◆ **WHAT YOU ARE ASKED TO DO**: Your task is to output the data exactly as it stands.

◆ **DATA LINES**:
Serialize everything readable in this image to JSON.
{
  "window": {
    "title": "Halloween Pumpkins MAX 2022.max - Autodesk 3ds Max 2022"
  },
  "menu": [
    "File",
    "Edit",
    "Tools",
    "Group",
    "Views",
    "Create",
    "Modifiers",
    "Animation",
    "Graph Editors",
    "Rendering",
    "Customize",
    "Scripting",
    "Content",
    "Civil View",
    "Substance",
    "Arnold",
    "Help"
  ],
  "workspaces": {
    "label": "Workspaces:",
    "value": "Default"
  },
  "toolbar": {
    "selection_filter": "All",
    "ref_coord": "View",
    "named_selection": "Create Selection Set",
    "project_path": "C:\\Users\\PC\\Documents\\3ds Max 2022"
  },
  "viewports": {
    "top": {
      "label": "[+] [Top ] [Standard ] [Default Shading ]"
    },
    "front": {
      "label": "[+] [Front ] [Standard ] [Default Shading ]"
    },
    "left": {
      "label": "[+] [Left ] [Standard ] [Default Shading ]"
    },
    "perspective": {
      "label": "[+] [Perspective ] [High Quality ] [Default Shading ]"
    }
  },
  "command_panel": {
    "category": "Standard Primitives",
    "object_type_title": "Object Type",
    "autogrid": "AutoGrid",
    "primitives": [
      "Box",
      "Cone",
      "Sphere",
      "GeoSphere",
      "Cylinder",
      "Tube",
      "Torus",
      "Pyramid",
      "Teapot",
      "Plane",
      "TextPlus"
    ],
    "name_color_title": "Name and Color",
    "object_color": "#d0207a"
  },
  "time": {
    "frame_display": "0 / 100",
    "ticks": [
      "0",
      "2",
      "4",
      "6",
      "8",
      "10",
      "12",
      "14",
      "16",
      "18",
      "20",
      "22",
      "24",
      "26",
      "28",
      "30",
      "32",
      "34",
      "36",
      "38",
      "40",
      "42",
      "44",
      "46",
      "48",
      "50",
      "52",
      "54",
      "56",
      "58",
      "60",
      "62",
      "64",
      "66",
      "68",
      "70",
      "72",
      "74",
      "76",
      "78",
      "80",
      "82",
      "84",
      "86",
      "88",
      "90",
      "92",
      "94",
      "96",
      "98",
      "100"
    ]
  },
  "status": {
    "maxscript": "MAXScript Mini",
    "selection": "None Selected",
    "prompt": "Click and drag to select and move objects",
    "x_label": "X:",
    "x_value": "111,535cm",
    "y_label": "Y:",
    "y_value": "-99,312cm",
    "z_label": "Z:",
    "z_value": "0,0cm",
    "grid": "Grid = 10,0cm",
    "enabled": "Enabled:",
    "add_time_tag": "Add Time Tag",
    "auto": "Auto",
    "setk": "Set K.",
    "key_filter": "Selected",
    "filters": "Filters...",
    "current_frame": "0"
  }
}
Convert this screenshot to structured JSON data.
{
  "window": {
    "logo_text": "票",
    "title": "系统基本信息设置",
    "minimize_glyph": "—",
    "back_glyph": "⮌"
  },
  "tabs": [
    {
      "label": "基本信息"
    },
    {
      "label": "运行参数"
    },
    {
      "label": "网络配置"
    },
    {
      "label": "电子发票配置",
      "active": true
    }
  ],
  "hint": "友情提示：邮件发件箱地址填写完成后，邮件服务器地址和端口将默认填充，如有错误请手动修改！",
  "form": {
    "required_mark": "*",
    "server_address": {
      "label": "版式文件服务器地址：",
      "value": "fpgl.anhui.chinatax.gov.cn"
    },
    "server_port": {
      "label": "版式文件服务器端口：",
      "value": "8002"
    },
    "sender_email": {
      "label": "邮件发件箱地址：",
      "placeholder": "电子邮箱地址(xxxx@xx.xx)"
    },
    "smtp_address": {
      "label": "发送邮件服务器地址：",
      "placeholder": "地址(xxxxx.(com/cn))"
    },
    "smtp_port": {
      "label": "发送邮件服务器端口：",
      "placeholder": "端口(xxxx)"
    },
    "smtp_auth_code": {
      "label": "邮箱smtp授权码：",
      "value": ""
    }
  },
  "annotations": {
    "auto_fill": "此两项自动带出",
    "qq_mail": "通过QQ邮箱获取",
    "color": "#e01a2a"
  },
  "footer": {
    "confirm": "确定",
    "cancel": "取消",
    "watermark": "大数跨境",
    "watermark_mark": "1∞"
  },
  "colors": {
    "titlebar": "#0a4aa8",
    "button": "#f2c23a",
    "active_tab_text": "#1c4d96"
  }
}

◆ **RESULT BELOW**:
Serialize everything readable in this image to JSON.
{
  "window": {
    "title": "Halloween Pumpkins MAX 2022.max - Autodesk 3ds Max 2022"
  },
  "menu": [
    "File",
    "Edit",
    "Tools",
    "Group",
    "Views",
    "Create",
    "Modifiers",
    "Animation",
    "Graph Editors",
    "Rendering",
    "Customize",
    "Scripting",
    "Content",
    "Civil View",
    "Substance",
    "Arnold",
    "Help"
  ],
  "workspaces": {
    "label": "Workspaces:",
    "value": "Default"
  },
  "toolbar": {
    "selection_filter": "All",
    "ref_coord": "View",
    "named_selection": "Create Selection Set",
    "project_path": "C:\\Users\\PC\\Documents\\3ds Max 2022"
  },
  "viewports": {
    "top": {
      "label": "[+] [Top ] [Standard ] [Default Shading ]"
    },
    "front": {
      "label": "[+] [Front ] [Standard ] [Default Shading ]"
    },
    "left": {
      "label": "[+] [Left ] [Standard ] [Default Shading ]"
    },
    "perspective": {
      "label": "[+] [Perspective ] [High Quality ] [Default Shading ]"
    }
  },
  "command_panel": {
    "category": "Standard Primitives",
    "object_type_title": "Object Type",
    "autogrid": "AutoGrid",
    "primitives": [
      "Box",
      "Cone",
      "Sphere",
      "GeoSphere",
      "Cylinder",
      "Tube",
      "Torus",
      "Pyramid",
      "Teapot",
      "Plane",
      "TextPlus"
    ],
    "name_color_title": "Name and Color",
    "object_color": "#d0207a"
  },
  "time": {
    "frame_display": "0 / 100",
    "ticks": [
      "0",
      "2",
      "4",
      "6",
      "8",
      "10",
      "12",
      "14",
      "16",
      "18",
      "20",
      "22",
      "24",
      "26",
      "28",
      "30",
      "32",
      "34",
      "36",
      "38",
      "40",
      "42",
      "44",
      "46",
      "48",
      "50",
      "52",
      "54",
      "56",
      "58",
      "60",
      "62",
      "64",
      "66",
      "68",
      "70",
      "72",
      "74",
      "76",
      "78",
      "80",
      "82",
      "84",
      "86",
      "88",
      "90",
      "92",
      "94",
      "96",
      "98",
      "100"
    ]
  },
  "status": {
    "maxscript": "MAXScript Mini",
    "selection": "None Selected",
    "prompt": "Click and drag to select and move objects",
    "x_label": "X:",
    "x_value": "111,535cm",
    "y_label": "Y:",
    "y_value": "-99,312cm",
    "z_label": "Z:",
    "z_value": "0,0cm",
    "grid": "Grid = 10,0cm",
    "enabled": "Enabled:",
    "add_time_tag": "Add Time Tag",
    "auto": "Auto",
    "setk": "Set K.",
    "key_filter": "Selected",
    "filters": "Filters...",
    "current_frame": "0"
  }
}
Convert this screenshot to structured JSON data.
{
  "window": {
    "logo_text": "票",
    "title": "系统基本信息设置",
    "minimize_glyph": "—",
    "back_glyph": "⮌"
  },
  "tabs": [
    {
      "label": "基本信息"
    },
    {
      "label": "运行参数"
    },
    {
      "label": "网络配置"
    },
    {
      "label": "电子发票配置",
      "active": true
    }
  ],
  "hint": "友情提示：邮件发件箱地址填写完成后，邮件服务器地址和端口将默认填充，如有错误请手动修改！",
  "form": {
    "required_mark": "*",
    "server_address": {
      "label": "版式文件服务器地址：",
      "value": "fpgl.anhui.chinatax.gov.cn"
    },
    "server_port": {
      "label": "版式文件服务器端口：",
      "value": "8002"
    },
    "sender_email": {
      "label": "邮件发件箱地址：",
      "placeholder": "电子邮箱地址(xxxx@xx.xx)"
    },
    "smtp_address": {
      "label": "发送邮件服务器地址：",
      "placeholder": "地址(xxxxx.(com/cn))"
    },
    "smtp_port": {
      "label": "发送邮件服务器端口：",
      "placeholder": "端口(xxxx)"
    },
    "smtp_auth_code": {
      "label": "邮箱smtp授权码：",
      "value": ""
    }
  },
  "annotations": {
    "auto_fill": "此两项自动带出",
    "qq_mail": "通过QQ邮箱获取",
    "color": "#e01a2a"
  },
  "footer": {
    "confirm": "确定",
    "cancel": "取消",
    "watermark": "大数跨境",
    "watermark_mark": "1∞"
  },
  "colors": {
    "titlebar": "#0a4aa8",
    "button": "#f2c23a",
    "active_tab_text": "#1c4d96"
  }
}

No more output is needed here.